What is asked >> Locate each line with the string "Weather" in the listing below and copy it.

[Saved data entries]
▬▬▬

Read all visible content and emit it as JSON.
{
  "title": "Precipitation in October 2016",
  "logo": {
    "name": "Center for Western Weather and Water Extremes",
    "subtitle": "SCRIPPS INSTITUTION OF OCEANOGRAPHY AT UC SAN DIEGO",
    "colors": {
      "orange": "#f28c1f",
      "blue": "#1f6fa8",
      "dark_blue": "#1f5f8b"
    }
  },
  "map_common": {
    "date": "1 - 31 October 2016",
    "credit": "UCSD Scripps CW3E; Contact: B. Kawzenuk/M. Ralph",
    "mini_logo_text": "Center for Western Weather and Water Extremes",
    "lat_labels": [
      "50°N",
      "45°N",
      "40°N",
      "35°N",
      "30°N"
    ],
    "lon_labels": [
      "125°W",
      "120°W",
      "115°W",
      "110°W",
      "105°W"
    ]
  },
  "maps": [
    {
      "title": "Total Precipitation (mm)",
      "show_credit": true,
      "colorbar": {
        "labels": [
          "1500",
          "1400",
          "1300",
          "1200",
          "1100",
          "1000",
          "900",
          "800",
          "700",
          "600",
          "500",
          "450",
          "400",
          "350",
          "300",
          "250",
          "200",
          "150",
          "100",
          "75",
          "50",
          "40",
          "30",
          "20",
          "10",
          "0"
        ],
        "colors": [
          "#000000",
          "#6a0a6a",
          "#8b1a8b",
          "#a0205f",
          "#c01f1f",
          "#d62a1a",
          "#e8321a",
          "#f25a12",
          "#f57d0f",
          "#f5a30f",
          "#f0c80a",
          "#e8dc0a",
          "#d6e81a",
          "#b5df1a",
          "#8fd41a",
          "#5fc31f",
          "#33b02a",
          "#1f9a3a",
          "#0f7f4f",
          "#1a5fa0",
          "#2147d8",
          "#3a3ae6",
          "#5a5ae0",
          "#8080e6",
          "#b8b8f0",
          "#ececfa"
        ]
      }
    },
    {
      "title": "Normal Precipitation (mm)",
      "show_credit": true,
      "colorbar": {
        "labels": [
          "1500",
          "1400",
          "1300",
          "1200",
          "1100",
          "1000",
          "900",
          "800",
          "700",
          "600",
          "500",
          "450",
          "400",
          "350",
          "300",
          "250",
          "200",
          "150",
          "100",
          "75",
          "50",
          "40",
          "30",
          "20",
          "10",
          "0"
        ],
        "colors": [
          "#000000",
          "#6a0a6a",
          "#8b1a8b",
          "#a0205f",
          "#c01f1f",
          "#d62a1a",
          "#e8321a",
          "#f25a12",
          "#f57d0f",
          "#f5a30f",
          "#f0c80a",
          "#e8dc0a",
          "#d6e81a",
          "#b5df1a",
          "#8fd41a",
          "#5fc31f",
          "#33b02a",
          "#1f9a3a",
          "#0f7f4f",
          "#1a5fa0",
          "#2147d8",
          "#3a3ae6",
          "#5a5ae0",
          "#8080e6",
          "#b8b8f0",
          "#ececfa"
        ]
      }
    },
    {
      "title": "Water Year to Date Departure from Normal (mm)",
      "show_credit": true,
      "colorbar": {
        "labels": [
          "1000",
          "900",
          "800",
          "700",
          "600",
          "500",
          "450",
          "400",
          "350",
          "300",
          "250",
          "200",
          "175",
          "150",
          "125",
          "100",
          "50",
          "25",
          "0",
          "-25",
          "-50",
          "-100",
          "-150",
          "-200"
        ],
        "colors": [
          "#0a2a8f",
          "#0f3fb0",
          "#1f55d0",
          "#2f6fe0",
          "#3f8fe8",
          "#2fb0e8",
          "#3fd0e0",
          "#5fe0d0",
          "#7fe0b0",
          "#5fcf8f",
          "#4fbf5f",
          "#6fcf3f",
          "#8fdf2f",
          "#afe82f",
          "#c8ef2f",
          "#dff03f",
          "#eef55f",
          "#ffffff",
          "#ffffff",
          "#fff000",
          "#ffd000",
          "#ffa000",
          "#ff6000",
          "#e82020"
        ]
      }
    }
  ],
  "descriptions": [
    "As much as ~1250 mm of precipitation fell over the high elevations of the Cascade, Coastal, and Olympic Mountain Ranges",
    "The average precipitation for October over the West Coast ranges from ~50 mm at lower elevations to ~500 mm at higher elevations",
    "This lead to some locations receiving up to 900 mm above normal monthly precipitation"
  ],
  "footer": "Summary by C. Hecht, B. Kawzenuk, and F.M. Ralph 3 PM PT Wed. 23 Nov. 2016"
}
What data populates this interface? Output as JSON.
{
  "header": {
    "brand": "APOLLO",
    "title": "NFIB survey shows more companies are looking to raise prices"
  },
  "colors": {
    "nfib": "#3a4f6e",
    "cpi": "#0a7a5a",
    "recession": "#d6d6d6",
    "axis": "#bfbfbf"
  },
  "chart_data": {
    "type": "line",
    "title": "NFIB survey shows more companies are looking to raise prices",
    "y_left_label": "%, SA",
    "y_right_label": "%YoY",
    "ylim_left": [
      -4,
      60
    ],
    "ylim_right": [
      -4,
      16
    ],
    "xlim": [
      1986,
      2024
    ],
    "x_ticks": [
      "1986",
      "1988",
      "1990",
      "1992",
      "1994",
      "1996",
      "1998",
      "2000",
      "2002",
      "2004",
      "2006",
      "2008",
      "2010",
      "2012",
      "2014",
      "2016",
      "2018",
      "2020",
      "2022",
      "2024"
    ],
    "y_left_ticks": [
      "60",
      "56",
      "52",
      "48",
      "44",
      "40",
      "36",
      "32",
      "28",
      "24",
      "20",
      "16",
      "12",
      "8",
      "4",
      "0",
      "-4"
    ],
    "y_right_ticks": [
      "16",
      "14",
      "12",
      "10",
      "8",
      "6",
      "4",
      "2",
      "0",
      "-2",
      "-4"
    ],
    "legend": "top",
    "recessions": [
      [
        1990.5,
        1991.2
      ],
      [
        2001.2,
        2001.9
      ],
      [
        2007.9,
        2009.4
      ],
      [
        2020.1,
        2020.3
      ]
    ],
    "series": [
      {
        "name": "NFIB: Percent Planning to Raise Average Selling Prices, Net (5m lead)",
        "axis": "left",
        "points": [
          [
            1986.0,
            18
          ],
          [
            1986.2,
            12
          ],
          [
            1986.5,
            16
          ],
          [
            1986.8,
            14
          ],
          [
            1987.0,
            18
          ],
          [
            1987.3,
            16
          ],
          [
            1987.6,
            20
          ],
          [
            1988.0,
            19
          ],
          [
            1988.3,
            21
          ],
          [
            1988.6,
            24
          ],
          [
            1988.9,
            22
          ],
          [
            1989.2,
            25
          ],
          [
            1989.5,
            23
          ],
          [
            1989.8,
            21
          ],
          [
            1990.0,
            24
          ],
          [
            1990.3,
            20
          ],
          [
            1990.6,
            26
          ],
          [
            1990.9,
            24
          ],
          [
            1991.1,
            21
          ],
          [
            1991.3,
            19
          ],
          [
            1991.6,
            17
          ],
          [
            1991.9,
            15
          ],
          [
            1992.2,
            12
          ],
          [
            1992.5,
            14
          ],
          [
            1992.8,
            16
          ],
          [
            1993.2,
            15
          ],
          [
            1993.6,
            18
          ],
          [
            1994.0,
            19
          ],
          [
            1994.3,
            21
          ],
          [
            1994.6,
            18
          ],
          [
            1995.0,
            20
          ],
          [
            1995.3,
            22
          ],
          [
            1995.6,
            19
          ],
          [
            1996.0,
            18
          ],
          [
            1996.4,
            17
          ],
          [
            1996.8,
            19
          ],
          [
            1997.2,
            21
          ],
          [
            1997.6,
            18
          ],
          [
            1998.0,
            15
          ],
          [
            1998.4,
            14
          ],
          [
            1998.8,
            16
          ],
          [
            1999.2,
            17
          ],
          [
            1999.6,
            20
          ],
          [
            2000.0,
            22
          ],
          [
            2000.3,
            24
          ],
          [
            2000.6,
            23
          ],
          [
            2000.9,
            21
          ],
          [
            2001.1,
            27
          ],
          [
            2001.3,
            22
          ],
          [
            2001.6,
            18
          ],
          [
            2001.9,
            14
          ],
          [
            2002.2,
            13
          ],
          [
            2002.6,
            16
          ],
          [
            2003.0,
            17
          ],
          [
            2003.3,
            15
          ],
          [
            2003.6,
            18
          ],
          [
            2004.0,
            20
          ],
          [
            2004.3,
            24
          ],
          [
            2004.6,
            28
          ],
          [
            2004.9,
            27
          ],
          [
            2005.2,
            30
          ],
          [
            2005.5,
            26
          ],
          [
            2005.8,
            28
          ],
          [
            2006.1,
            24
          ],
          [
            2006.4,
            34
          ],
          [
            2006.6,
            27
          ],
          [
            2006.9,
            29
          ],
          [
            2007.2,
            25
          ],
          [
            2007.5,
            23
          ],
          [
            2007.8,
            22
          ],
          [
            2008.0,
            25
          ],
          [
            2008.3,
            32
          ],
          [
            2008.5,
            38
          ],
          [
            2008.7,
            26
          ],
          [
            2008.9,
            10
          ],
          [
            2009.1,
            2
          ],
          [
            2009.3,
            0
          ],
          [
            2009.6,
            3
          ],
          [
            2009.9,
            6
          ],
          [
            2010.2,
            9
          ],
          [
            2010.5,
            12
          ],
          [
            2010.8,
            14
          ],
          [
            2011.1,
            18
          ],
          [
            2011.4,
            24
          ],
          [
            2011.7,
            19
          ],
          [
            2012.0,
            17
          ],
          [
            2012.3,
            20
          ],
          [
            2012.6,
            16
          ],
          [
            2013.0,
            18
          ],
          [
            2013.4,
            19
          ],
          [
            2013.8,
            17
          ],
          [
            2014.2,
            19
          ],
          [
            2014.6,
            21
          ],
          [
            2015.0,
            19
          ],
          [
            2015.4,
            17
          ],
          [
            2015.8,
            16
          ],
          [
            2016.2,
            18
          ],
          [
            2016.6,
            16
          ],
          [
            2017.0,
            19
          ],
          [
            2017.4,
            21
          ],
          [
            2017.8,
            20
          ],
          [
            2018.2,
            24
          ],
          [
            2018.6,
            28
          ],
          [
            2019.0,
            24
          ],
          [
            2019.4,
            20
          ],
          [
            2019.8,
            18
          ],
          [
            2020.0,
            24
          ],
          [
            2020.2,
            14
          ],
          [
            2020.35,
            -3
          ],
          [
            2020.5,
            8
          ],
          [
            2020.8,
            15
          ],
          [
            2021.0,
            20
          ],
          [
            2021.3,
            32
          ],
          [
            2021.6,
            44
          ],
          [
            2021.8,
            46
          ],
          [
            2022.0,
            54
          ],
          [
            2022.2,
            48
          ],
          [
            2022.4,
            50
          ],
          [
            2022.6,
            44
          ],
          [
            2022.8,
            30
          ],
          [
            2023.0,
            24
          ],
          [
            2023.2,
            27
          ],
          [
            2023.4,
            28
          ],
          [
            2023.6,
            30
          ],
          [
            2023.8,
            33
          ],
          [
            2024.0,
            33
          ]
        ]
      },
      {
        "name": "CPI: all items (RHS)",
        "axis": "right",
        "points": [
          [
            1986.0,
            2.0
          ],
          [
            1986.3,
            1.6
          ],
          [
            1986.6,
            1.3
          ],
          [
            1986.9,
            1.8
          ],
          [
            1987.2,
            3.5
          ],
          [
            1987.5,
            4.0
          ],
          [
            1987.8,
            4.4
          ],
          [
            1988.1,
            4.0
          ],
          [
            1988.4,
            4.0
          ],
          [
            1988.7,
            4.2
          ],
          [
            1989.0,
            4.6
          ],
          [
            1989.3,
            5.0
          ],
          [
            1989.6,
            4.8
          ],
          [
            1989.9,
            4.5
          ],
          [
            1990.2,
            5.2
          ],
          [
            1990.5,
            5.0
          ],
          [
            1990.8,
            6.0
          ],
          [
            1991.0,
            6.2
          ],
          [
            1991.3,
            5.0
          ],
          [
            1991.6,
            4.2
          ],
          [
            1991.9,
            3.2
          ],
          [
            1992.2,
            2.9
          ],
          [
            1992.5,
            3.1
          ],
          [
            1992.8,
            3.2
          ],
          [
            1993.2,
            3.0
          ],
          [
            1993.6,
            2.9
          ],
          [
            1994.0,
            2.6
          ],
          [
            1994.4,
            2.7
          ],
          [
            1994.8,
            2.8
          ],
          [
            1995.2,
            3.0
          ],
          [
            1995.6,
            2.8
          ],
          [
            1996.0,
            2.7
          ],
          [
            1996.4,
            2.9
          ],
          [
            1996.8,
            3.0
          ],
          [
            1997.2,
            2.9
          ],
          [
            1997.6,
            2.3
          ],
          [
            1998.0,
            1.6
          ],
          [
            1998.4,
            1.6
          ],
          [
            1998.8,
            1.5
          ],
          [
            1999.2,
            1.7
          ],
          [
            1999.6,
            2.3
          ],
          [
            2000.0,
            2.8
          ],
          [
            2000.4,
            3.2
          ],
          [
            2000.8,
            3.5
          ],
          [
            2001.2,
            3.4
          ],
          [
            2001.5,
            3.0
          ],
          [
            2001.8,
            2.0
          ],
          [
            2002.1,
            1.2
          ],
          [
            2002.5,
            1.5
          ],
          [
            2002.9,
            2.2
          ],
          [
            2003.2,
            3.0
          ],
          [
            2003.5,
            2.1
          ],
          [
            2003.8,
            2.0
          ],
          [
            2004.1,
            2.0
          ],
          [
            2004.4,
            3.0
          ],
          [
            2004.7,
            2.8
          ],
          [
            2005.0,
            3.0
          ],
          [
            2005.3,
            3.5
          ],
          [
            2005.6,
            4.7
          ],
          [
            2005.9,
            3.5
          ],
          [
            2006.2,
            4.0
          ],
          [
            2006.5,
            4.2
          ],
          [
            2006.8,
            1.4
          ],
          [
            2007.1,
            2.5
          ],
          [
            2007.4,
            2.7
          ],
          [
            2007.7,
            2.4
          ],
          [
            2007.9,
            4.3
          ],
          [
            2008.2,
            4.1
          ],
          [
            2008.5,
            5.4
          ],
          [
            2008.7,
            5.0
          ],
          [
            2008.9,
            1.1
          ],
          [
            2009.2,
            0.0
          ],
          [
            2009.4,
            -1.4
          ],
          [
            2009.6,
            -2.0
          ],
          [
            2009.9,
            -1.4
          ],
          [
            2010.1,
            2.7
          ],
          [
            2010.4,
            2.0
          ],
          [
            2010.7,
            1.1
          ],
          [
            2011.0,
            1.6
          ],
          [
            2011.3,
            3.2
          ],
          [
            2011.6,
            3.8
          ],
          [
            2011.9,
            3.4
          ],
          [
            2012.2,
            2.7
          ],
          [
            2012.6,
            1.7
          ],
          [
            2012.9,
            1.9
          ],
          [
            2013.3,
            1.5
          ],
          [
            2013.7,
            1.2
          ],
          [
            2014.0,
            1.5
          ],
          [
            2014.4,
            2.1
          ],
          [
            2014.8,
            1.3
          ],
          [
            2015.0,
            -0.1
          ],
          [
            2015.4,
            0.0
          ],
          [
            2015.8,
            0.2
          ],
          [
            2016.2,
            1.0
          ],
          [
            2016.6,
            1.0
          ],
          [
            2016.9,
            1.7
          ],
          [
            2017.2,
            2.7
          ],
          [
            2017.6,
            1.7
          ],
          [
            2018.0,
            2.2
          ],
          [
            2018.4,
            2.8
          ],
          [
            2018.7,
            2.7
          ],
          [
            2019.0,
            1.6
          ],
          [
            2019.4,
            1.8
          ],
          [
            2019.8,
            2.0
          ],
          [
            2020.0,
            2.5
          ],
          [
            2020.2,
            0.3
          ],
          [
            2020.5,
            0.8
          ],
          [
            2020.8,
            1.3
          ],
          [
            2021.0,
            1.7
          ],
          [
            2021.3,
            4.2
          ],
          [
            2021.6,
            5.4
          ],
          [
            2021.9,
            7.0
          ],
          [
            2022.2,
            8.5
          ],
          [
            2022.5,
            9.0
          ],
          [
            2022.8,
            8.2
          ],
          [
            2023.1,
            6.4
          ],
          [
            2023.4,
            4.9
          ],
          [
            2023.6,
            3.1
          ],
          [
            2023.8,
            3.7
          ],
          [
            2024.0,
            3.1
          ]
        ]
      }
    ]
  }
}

▬▬▬

Reply to the task >>
    "name": "Center for Western Weather and Water Extremes",
    "mini_logo_text": "Center for Western Weather and Water Extremes",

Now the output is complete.